STATED GOAL
Exact reproduction is required for all entries.

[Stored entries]
--- start ---

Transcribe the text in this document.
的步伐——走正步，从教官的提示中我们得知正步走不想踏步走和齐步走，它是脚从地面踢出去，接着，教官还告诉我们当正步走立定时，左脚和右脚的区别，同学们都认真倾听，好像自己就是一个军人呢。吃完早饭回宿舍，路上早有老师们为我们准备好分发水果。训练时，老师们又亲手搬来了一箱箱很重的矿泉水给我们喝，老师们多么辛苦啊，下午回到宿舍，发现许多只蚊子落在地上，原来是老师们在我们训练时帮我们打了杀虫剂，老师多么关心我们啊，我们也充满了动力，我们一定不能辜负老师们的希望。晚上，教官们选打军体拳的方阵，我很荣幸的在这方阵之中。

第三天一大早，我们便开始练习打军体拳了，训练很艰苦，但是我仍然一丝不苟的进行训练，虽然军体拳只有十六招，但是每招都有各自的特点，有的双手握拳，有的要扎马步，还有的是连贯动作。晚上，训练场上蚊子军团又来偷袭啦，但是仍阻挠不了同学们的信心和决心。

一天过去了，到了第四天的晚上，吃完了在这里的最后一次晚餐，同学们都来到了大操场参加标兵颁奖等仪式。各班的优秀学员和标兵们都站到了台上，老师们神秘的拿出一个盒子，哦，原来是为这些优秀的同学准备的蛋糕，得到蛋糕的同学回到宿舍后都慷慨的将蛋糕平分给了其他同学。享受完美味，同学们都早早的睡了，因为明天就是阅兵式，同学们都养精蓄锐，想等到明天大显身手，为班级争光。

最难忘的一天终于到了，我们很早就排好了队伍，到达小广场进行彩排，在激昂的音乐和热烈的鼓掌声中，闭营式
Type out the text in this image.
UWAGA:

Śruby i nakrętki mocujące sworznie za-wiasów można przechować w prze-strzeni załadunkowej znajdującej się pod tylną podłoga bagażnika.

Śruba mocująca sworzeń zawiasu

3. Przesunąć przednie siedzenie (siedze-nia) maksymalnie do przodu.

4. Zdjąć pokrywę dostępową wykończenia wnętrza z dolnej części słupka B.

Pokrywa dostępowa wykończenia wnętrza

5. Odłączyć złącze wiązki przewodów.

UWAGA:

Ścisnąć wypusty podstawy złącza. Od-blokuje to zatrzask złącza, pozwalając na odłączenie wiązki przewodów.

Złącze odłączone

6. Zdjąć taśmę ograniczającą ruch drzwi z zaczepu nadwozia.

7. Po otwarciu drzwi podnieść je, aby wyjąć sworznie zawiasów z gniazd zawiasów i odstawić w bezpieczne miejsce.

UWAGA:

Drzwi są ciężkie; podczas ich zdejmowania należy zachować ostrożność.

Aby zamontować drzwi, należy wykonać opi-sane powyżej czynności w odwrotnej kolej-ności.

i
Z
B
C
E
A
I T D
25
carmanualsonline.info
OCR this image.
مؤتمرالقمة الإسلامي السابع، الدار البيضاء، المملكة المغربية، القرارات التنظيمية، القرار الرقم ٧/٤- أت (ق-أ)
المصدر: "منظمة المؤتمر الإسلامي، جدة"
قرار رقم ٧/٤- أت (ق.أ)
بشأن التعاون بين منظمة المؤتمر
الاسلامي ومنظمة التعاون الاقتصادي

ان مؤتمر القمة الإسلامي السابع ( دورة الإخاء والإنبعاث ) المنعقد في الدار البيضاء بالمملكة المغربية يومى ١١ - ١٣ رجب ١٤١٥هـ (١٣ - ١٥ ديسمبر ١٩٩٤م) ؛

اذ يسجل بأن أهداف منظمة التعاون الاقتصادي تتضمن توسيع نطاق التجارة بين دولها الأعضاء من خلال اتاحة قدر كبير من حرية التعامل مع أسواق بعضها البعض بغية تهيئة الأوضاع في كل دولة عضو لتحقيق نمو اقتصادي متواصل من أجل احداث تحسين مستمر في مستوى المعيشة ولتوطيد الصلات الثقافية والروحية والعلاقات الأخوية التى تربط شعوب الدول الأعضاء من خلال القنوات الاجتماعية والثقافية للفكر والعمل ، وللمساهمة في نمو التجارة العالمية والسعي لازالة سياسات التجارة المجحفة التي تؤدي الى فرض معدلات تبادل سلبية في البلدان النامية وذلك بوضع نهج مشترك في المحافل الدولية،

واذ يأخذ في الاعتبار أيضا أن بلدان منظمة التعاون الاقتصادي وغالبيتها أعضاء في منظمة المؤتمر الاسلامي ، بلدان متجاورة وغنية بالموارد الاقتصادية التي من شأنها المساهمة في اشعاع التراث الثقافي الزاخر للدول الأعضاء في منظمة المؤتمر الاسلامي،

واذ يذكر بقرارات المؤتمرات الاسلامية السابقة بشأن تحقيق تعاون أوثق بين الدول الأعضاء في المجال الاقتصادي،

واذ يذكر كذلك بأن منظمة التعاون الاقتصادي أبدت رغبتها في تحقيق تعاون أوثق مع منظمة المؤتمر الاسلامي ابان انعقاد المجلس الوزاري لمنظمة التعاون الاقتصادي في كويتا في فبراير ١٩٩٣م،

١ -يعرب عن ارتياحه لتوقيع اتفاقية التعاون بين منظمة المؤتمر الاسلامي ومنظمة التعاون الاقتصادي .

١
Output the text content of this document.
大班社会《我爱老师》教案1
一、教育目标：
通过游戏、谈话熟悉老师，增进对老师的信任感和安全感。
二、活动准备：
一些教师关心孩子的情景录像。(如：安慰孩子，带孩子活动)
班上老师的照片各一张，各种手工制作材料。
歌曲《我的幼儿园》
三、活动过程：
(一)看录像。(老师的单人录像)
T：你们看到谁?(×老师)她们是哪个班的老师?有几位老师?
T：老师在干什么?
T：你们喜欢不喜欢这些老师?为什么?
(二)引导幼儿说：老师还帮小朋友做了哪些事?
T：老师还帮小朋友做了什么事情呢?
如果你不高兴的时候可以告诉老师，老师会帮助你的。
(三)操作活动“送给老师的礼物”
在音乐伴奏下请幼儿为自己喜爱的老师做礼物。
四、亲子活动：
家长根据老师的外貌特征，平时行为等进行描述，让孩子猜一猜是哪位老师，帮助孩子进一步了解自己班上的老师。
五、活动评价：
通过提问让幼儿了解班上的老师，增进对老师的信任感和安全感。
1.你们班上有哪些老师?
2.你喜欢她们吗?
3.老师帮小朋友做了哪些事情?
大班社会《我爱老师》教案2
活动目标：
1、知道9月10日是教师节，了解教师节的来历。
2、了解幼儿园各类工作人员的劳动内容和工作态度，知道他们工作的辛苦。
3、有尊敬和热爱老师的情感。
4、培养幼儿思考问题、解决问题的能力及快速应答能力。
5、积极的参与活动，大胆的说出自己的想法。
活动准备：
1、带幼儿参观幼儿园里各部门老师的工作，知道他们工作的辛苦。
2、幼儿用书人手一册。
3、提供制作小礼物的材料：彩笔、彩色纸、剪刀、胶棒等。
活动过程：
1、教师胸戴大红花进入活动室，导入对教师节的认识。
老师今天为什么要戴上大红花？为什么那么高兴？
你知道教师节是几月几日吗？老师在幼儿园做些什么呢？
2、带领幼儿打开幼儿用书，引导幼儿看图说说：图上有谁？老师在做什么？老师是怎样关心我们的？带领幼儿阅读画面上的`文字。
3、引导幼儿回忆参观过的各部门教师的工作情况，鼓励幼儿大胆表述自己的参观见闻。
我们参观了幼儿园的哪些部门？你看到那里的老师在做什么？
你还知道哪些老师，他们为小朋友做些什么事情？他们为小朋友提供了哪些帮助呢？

--- end ---

FULL SOLUTION
Transcribe the text in this document.
的步伐——走正步，从教官的提示中我们得知正步走不想踏步走和齐步走，它是脚从地面踢出去，接着，教官还告诉我们当正步走立定时，左脚和右脚的区别，同学们都认真倾听，好像自己就是一个军人呢。吃完早饭回宿舍，路上早有老师们为我们准备好分发水果。训练时，老师们又亲手搬来了一箱箱很重的矿泉水给我们喝，老师们多么辛苦啊，下午回到宿舍，发现许多只蚊子落在地上，原来是老师们在我们训练时帮我们打了杀虫剂，老师多么关心我们啊，我们也充满了动力，我们一定不能辜负老师们的希望。晚上，教官们选打军体拳的方阵，我很荣幸的在这方阵之中。

第三天一大早，我们便开始练习打军体拳了，训练很艰苦，但是我仍然一丝不苟的进行训练，虽然军体拳只有十六招，但是每招都有各自的特点，有的双手握拳，有的要扎马步，还有的是连贯动作。晚上，训练场上蚊子军团又来偷袭啦，但是仍阻挠不了同学们的信心和决心。

一天过去了，到了第四天的晚上，吃完了在这里的最后一次晚餐，同学们都来到了大操场参加标兵颁奖等仪式。各班的优秀学员和标兵们都站到了台上，老师们神秘的拿出一个盒子，哦，原来是为这些优秀的同学准备的蛋糕，得到蛋糕的同学回到宿舍后都慷慨的将蛋糕平分给了其他同学。享受完美味，同学们都早早的睡了，因为明天就是阅兵式，同学们都养精蓄锐，想等到明天大显身手，为班级争光。

最难忘的一天终于到了，我们很早就排好了队伍，到达小广场进行彩排，在激昂的音乐和热烈的鼓掌声中，闭营式
Type out the text in this image.
UWAGA:

Śruby i nakrętki mocujące sworznie za-wiasów można przechować w prze-strzeni załadunkowej znajdującej się pod tylną podłoga bagażnika.

Śruba mocująca sworzeń zawiasu

3. Przesunąć przednie siedzenie (siedze-nia) maksymalnie do przodu.

4. Zdjąć pokrywę dostępową wykończenia wnętrza z dolnej części słupka B.

Pokrywa dostępowa wykończenia wnętrza

5. Odłączyć złącze wiązki przewodów.

UWAGA:

Ścisnąć wypusty podstawy złącza. Od-blokuje to zatrzask złącza, pozwalając na odłączenie wiązki przewodów.

Złącze odłączone

6. Zdjąć taśmę ograniczającą ruch drzwi z zaczepu nadwozia.

7. Po otwarciu drzwi podnieść je, aby wyjąć sworznie zawiasów z gniazd zawiasów i odstawić w bezpieczne miejsce.

UWAGA:

Drzwi są ciężkie; podczas ich zdejmowania należy zachować ostrożność.

Aby zamontować drzwi, należy wykonać opi-sane powyżej czynności w odwrotnej kolej-ności.

i
Z
B
C
E
A
I T D
25
carmanualsonline.info
OCR this image.
مؤتمرالقمة الإسلامي السابع، الدار البيضاء، المملكة المغربية، القرارات التنظيمية، القرار الرقم ٧/٤- أت (ق-أ)
المصدر: "منظمة المؤتمر الإسلامي، جدة"
قرار رقم ٧/٤- أت (ق.أ)
بشأن التعاون بين منظمة المؤتمر
الاسلامي ومنظمة التعاون الاقتصادي

ان مؤتمر القمة الإسلامي السابع ( دورة الإخاء والإنبعاث ) المنعقد في الدار البيضاء بالمملكة المغربية يومى ١١ - ١٣ رجب ١٤١٥هـ (١٣ - ١٥ ديسمبر ١٩٩٤م) ؛

اذ يسجل بأن أهداف منظمة التعاون الاقتصادي تتضمن توسيع نطاق التجارة بين دولها الأعضاء من خلال اتاحة قدر كبير من حرية التعامل مع أسواق بعضها البعض بغية تهيئة الأوضاع في كل دولة عضو لتحقيق نمو اقتصادي متواصل من أجل احداث تحسين مستمر في مستوى المعيشة ولتوطيد الصلات الثقافية والروحية والعلاقات الأخوية التى تربط شعوب الدول الأعضاء من خلال القنوات الاجتماعية والثقافية للفكر والعمل ، وللمساهمة في نمو التجارة العالمية والسعي لازالة سياسات التجارة المجحفة التي تؤدي الى فرض معدلات تبادل سلبية في البلدان النامية وذلك بوضع نهج مشترك في المحافل الدولية،

واذ يأخذ في الاعتبار أيضا أن بلدان منظمة التعاون الاقتصادي وغالبيتها أعضاء في منظمة المؤتمر الاسلامي ، بلدان متجاورة وغنية بالموارد الاقتصادية التي من شأنها المساهمة في اشعاع التراث الثقافي الزاخر للدول الأعضاء في منظمة المؤتمر الاسلامي،

واذ يذكر بقرارات المؤتمرات الاسلامية السابقة بشأن تحقيق تعاون أوثق بين الدول الأعضاء في المجال الاقتصادي،

واذ يذكر كذلك بأن منظمة التعاون الاقتصادي أبدت رغبتها في تحقيق تعاون أوثق مع منظمة المؤتمر الاسلامي ابان انعقاد المجلس الوزاري لمنظمة التعاون الاقتصادي في كويتا في فبراير ١٩٩٣م،

١ -يعرب عن ارتياحه لتوقيع اتفاقية التعاون بين منظمة المؤتمر الاسلامي ومنظمة التعاون الاقتصادي .

١
Output the text content of this document.
大班社会《我爱老师》教案1
一、教育目标：
通过游戏、谈话熟悉老师，增进对老师的信任感和安全感。
二、活动准备：
一些教师关心孩子的情景录像。(如：安慰孩子，带孩子活动)
班上老师的照片各一张，各种手工制作材料。
歌曲《我的幼儿园》
三、活动过程：
(一)看录像。(老师的单人录像)
T：你们看到谁?(×老师)她们是哪个班的老师?有几位老师?
T：老师在干什么?
T：你们喜欢不喜欢这些老师?为什么?
(二)引导幼儿说：老师还帮小朋友做了哪些事?
T：老师还帮小朋友做了什么事情呢?
如果你不高兴的时候可以告诉老师，老师会帮助你的。
(三)操作活动“送给老师的礼物”
在音乐伴奏下请幼儿为自己喜爱的老师做礼物。
四、亲子活动：
家长根据老师的外貌特征，平时行为等进行描述，让孩子猜一猜是哪位老师，帮助孩子进一步了解自己班上的老师。
五、活动评价：
通过提问让幼儿了解班上的老师，增进对老师的信任感和安全感。
1.你们班上有哪些老师?
2.你喜欢她们吗?
3.老师帮小朋友做了哪些事情?
大班社会《我爱老师》教案2
活动目标：
1、知道9月10日是教师节，了解教师节的来历。
2、了解幼儿园各类工作人员的劳动内容和工作态度，知道他们工作的辛苦。
3、有尊敬和热爱老师的情感。
4、培养幼儿思考问题、解决问题的能力及快速应答能力。
5、积极的参与活动，大胆的说出自己的想法。
活动准备：
1、带幼儿参观幼儿园里各部门老师的工作，知道他们工作的辛苦。
2、幼儿用书人手一册。
3、提供制作小礼物的材料：彩笔、彩色纸、剪刀、胶棒等。
活动过程：
1、教师胸戴大红花进入活动室，导入对教师节的认识。
老师今天为什么要戴上大红花？为什么那么高兴？
你知道教师节是几月几日吗？老师在幼儿园做些什么呢？
2、带领幼儿打开幼儿用书，引导幼儿看图说说：图上有谁？老师在做什么？老师是怎样关心我们的？带领幼儿阅读画面上的`文字。
3、引导幼儿回忆参观过的各部门教师的工作情况，鼓励幼儿大胆表述自己的参观见闻。
我们参观了幼儿园的哪些部门？你看到那里的老师在做什么？
你还知道哪些老师，他们为小朋友做些什么事情？他们为小朋友提供了哪些帮助呢？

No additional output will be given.